━━━━━ Data excerpts

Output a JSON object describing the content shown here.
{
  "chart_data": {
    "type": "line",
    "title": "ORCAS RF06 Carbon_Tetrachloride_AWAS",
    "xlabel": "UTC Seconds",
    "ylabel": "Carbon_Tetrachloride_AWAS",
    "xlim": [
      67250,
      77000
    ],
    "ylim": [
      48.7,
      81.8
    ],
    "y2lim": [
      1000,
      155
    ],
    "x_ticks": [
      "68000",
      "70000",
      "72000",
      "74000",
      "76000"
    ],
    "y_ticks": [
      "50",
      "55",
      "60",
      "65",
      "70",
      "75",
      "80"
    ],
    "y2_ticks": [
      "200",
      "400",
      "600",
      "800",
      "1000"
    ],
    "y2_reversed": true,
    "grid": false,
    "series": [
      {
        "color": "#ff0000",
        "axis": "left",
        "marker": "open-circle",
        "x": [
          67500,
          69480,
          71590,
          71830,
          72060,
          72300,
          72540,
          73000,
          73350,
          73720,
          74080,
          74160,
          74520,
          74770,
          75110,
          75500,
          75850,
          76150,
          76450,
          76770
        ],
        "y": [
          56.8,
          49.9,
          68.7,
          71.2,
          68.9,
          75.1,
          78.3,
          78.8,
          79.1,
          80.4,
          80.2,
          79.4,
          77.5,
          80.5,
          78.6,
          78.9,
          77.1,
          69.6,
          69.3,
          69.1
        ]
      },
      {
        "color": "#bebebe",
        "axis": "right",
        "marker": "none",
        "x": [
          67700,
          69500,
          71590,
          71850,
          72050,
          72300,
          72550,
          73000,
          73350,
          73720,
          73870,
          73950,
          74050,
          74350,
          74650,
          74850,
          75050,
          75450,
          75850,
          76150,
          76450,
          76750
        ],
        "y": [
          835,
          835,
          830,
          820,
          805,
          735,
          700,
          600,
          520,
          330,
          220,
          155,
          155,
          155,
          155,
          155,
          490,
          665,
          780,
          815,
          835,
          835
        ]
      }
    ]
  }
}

━━━━━━━━━━

◆ **Description of the task**: Quote every entry exactly.

◆ **Written solution**:
Output a JSON object describing the content shown here.
{
  "chart_data": {
    "type": "line",
    "title": "ORCAS RF06 Carbon_Tetrachloride_AWAS",
    "xlabel": "UTC Seconds",
    "ylabel": "Carbon_Tetrachloride_AWAS",
    "xlim": [
      67250,
      77000
    ],
    "ylim": [
      48.7,
      81.8
    ],
    "y2lim": [
      1000,
      155
    ],
    "x_ticks": [
      "68000",
      "70000",
      "72000",
      "74000",
      "76000"
    ],
    "y_ticks": [
      "50",
      "55",
      "60",
      "65",
      "70",
      "75",
      "80"
    ],
    "y2_ticks": [
      "200",
      "400",
      "600",
      "800",
      "1000"
    ],
    "y2_reversed": true,
    "grid": false,
    "series": [
      {
        "color": "#ff0000",
        "axis": "left",
        "marker": "open-circle",
        "x": [
          67500,
          69480,
          71590,
          71830,
          72060,
          72300,
          72540,
          73000,
          73350,
          73720,
          74080,
          74160,
          74520,
          74770,
          75110,
          75500,
          75850,
          76150,
          76450,
          76770
        ],
        "y": [
          56.8,
          49.9,
          68.7,
          71.2,
          68.9,
          75.1,
          78.3,
          78.8,
          79.1,
          80.4,
          80.2,
          79.4,
          77.5,
          80.5,
          78.6,
          78.9,
          77.1,
          69.6,
          69.3,
          69.1
        ]
      },
      {
        "color": "#bebebe",
        "axis": "right",
        "marker": "none",
        "x": [
          67700,
          69500,
          71590,
          71850,
          72050,
          72300,
          72550,
          73000,
          73350,
          73720,
          73870,
          73950,
          74050,
          74350,
          74650,
          74850,
          75050,
          75450,
          75850,
          76150,
          76450,
          76750
        ],
        "y": [
          835,
          835,
          830,
          820,
          805,
          735,
          700,
          600,
          520,
          330,
          220,
          155,
          155,
          155,
          155,
          155,
          490,
          665,
          780,
          815,
          835,
          835
        ]
      }
    ]
  }
}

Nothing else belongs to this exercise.